-- Problem statement --
Quote, without change, all of the lines that follow.

[BEGIN]

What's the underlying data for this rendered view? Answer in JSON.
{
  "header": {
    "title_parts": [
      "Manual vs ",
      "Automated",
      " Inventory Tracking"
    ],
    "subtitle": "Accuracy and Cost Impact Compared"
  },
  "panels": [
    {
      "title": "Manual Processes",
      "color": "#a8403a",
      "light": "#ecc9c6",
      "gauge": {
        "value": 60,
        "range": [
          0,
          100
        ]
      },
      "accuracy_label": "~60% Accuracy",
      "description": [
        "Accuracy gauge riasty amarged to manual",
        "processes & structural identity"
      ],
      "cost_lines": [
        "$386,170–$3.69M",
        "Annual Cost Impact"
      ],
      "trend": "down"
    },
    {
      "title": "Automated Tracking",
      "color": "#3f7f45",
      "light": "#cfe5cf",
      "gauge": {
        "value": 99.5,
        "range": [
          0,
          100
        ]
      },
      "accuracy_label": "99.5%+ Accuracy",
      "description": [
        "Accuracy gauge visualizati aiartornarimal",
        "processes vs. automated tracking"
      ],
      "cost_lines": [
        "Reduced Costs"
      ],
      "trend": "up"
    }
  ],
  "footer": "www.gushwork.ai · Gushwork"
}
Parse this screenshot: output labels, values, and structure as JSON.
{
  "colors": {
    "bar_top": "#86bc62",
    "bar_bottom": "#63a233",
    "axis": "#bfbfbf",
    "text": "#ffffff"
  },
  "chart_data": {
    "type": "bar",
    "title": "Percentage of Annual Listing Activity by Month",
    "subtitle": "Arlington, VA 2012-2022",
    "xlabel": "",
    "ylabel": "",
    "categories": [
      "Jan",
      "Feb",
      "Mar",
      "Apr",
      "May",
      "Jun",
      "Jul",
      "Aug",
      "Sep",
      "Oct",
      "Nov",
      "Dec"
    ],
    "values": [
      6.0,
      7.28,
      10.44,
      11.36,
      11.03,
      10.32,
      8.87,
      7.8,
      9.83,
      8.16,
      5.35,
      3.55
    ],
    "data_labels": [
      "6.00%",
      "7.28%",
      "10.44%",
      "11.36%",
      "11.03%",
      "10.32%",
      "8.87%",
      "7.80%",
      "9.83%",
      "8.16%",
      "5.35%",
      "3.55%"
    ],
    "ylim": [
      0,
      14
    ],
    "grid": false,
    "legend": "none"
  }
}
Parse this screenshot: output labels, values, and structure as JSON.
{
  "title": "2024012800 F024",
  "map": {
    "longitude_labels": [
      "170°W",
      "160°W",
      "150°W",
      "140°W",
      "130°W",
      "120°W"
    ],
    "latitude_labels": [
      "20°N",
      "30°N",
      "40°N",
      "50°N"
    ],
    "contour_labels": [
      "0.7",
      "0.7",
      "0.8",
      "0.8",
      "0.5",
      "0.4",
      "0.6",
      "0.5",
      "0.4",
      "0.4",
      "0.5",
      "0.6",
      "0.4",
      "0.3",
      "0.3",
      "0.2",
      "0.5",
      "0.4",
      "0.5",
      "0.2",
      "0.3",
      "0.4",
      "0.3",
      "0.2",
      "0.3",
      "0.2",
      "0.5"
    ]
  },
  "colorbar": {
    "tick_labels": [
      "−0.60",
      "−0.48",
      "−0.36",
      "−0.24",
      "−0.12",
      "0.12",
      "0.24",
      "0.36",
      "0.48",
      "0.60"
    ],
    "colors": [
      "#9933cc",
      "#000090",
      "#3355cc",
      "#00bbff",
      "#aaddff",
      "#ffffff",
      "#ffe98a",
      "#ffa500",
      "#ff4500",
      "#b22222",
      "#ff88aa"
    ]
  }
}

[END]

-- Full output --
What's the underlying data for this rendered view? Answer in JSON.
{
  "header": {
    "title_parts": [
      "Manual vs ",
      "Automated",
      " Inventory Tracking"
    ],
    "subtitle": "Accuracy and Cost Impact Compared"
  },
  "panels": [
    {
      "title": "Manual Processes",
      "color": "#a8403a",
      "light": "#ecc9c6",
      "gauge": {
        "value": 60,
        "range": [
          0,
          100
        ]
      },
      "accuracy_label": "~60% Accuracy",
      "description": [
        "Accuracy gauge riasty amarged to manual",
        "processes & structural identity"
      ],
      "cost_lines": [
        "$386,170–$3.69M",
        "Annual Cost Impact"
      ],
      "trend": "down"
    },
    {
      "title": "Automated Tracking",
      "color": "#3f7f45",
      "light": "#cfe5cf",
      "gauge": {
        "value": 99.5,
        "range": [
          0,
          100
        ]
      },
      "accuracy_label": "99.5%+ Accuracy",
      "description": [
        "Accuracy gauge visualizati aiartornarimal",
        "processes vs. automated tracking"
      ],
      "cost_lines": [
        "Reduced Costs"
      ],
      "trend": "up"
    }
  ],
  "footer": "www.gushwork.ai · Gushwork"
}
Parse this screenshot: output labels, values, and structure as JSON.
{
  "colors": {
    "bar_top": "#86bc62",
    "bar_bottom": "#63a233",
    "axis": "#bfbfbf",
    "text": "#ffffff"
  },
  "chart_data": {
    "type": "bar",
    "title": "Percentage of Annual Listing Activity by Month",
    "subtitle": "Arlington, VA 2012-2022",
    "xlabel": "",
    "ylabel": "",
    "categories": [
      "Jan",
      "Feb",
      "Mar",
      "Apr",
      "May",
      "Jun",
      "Jul",
      "Aug",
      "Sep",
      "Oct",
      "Nov",
      "Dec"
    ],
    "values": [
      6.0,
      7.28,
      10.44,
      11.36,
      11.03,
      10.32,
      8.87,
      7.8,
      9.83,
      8.16,
      5.35,
      3.55
    ],
    "data_labels": [
      "6.00%",
      "7.28%",
      "10.44%",
      "11.36%",
      "11.03%",
      "10.32%",
      "8.87%",
      "7.80%",
      "9.83%",
      "8.16%",
      "5.35%",
      "3.55%"
    ],
    "ylim": [
      0,
      14
    ],
    "grid": false,
    "legend": "none"
  }
}
Parse this screenshot: output labels, values, and structure as JSON.
{
  "title": "2024012800 F024",
  "map": {
    "longitude_labels": [
      "170°W",
      "160°W",
      "150°W",
      "140°W",
      "130°W",
      "120°W"
    ],
    "latitude_labels": [
      "20°N",
      "30°N",
      "40°N",
      "50°N"
    ],
    "contour_labels": [
      "0.7",
      "0.7",
      "0.8",
      "0.8",
      "0.5",
      "0.4",
      "0.6",
      "0.5",
      "0.4",
      "0.4",
      "0.5",
      "0.6",
      "0.4",
      "0.3",
      "0.3",
      "0.2",
      "0.5",
      "0.4",
      "0.5",
      "0.2",
      "0.3",
      "0.4",
      "0.3",
      "0.2",
      "0.3",
      "0.2",
      "0.5"
    ]
  },
  "colorbar": {
    "tick_labels": [
      "−0.60",
      "−0.48",
      "−0.36",
      "−0.24",
      "−0.12",
      "0.12",
      "0.24",
      "0.36",
      "0.48",
      "0.60"
    ],
    "colors": [
      "#9933cc",
      "#000090",
      "#3355cc",
      "#00bbff",
      "#aaddff",
      "#ffffff",
      "#ffe98a",
      "#ffa500",
      "#ff4500",
      "#b22222",
      "#ff88aa"
    ]
  }
}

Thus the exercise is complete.